Task goal:
The data must be returned in full and exactly as given.

Given data:
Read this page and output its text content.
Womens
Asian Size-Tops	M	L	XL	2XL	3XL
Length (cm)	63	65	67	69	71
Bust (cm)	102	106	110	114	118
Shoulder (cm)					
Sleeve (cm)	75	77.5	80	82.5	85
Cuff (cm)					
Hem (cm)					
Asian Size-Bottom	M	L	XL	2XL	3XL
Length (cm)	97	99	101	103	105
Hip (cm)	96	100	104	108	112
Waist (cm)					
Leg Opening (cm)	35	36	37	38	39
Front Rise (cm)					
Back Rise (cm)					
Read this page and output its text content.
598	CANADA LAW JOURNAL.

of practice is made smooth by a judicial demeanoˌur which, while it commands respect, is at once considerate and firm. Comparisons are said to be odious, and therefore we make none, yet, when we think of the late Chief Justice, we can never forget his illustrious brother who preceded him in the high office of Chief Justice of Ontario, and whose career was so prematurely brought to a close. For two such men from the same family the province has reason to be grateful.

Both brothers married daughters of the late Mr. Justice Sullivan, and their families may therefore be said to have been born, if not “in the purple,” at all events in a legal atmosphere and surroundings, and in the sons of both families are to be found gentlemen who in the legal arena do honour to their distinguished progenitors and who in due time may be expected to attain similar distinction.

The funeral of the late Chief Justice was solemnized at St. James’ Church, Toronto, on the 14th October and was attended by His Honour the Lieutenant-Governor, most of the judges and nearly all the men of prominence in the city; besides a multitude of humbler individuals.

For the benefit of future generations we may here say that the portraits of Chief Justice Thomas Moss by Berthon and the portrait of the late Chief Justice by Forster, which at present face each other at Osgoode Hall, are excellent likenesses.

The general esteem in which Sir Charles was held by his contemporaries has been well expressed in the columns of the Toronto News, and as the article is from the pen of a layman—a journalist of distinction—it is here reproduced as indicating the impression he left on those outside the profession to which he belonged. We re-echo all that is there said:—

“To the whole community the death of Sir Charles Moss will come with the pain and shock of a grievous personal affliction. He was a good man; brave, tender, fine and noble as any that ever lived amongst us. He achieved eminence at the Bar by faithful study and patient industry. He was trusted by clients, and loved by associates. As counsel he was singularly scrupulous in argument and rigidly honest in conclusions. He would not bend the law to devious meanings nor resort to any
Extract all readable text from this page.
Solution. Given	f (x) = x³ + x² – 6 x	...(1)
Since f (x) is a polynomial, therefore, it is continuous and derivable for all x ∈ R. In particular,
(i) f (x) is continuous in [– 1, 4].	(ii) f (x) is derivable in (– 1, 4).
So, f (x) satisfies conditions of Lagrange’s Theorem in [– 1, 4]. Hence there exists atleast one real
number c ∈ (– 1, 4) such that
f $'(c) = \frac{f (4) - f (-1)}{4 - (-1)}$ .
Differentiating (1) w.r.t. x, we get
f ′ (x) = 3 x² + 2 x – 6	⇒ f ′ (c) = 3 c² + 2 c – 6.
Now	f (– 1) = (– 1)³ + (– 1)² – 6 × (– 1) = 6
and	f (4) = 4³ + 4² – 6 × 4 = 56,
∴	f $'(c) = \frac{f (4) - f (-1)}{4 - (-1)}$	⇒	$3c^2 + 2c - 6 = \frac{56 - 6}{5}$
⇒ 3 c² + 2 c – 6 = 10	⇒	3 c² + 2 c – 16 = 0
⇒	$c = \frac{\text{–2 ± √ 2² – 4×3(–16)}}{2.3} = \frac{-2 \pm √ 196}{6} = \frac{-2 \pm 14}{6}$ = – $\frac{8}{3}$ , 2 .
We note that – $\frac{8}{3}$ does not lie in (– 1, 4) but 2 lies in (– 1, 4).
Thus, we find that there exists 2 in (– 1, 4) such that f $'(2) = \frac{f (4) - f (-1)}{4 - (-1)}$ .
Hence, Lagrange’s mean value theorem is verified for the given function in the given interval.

Solution for this exercise:
Read this page and output its text content.
Womens
Asian Size-Tops	M	L	XL	2XL	3XL
Length (cm)	63	65	67	69	71
Bust (cm)	102	106	110	114	118
Shoulder (cm)					
Sleeve (cm)	75	77.5	80	82.5	85
Cuff (cm)					
Hem (cm)					
Asian Size-Bottom	M	L	XL	2XL	3XL
Length (cm)	97	99	101	103	105
Hip (cm)	96	100	104	108	112
Waist (cm)					
Leg Opening (cm)	35	36	37	38	39
Front Rise (cm)					
Back Rise (cm)					
Read this page and output its text content.
598	CANADA LAW JOURNAL.

of practice is made smooth by a judicial demeanoˌur which, while it commands respect, is at once considerate and firm. Comparisons are said to be odious, and therefore we make none, yet, when we think of the late Chief Justice, we can never forget his illustrious brother who preceded him in the high office of Chief Justice of Ontario, and whose career was so prematurely brought to a close. For two such men from the same family the province has reason to be grateful.

Both brothers married daughters of the late Mr. Justice Sullivan, and their families may therefore be said to have been born, if not “in the purple,” at all events in a legal atmosphere and surroundings, and in the sons of both families are to be found gentlemen who in the legal arena do honour to their distinguished progenitors and who in due time may be expected to attain similar distinction.

The funeral of the late Chief Justice was solemnized at St. James’ Church, Toronto, on the 14th October and was attended by His Honour the Lieutenant-Governor, most of the judges and nearly all the men of prominence in the city; besides a multitude of humbler individuals.

For the benefit of future generations we may here say that the portraits of Chief Justice Thomas Moss by Berthon and the portrait of the late Chief Justice by Forster, which at present face each other at Osgoode Hall, are excellent likenesses.

The general esteem in which Sir Charles was held by his contemporaries has been well expressed in the columns of the Toronto News, and as the article is from the pen of a layman—a journalist of distinction—it is here reproduced as indicating the impression he left on those outside the profession to which he belonged. We re-echo all that is there said:—

“To the whole community the death of Sir Charles Moss will come with the pain and shock of a grievous personal affliction. He was a good man; brave, tender, fine and noble as any that ever lived amongst us. He achieved eminence at the Bar by faithful study and patient industry. He was trusted by clients, and loved by associates. As counsel he was singularly scrupulous in argument and rigidly honest in conclusions. He would not bend the law to devious meanings nor resort to any
Extract all readable text from this page.
Solution. Given	f (x) = x³ + x² – 6 x	...(1)
Since f (x) is a polynomial, therefore, it is continuous and derivable for all x ∈ R. In particular,
(i) f (x) is continuous in [– 1, 4].	(ii) f (x) is derivable in (– 1, 4).
So, f (x) satisfies conditions of Lagrange’s Theorem in [– 1, 4]. Hence there exists atleast one real
number c ∈ (– 1, 4) such that
f $'(c) = \frac{f (4) - f (-1)}{4 - (-1)}$ .
Differentiating (1) w.r.t. x, we get
f ′ (x) = 3 x² + 2 x – 6	⇒ f ′ (c) = 3 c² + 2 c – 6.
Now	f (– 1) = (– 1)³ + (– 1)² – 6 × (– 1) = 6
and	f (4) = 4³ + 4² – 6 × 4 = 56,
∴	f $'(c) = \frac{f (4) - f (-1)}{4 - (-1)}$	⇒	$3c^2 + 2c - 6 = \frac{56 - 6}{5}$
⇒ 3 c² + 2 c – 6 = 10	⇒	3 c² + 2 c – 16 = 0
⇒	$c = \frac{\text{–2 ± √ 2² – 4×3(–16)}}{2.3} = \frac{-2 \pm √ 196}{6} = \frac{-2 \pm 14}{6}$ = – $\frac{8}{3}$ , 2 .
We note that – $\frac{8}{3}$ does not lie in (– 1, 4) but 2 lies in (– 1, 4).
Thus, we find that there exists 2 in (– 1, 4) such that f $'(2) = \frac{f (4) - f (-1)}{4 - (-1)}$ .
Hence, Lagrange’s mean value theorem is verified for the given function in the given interval.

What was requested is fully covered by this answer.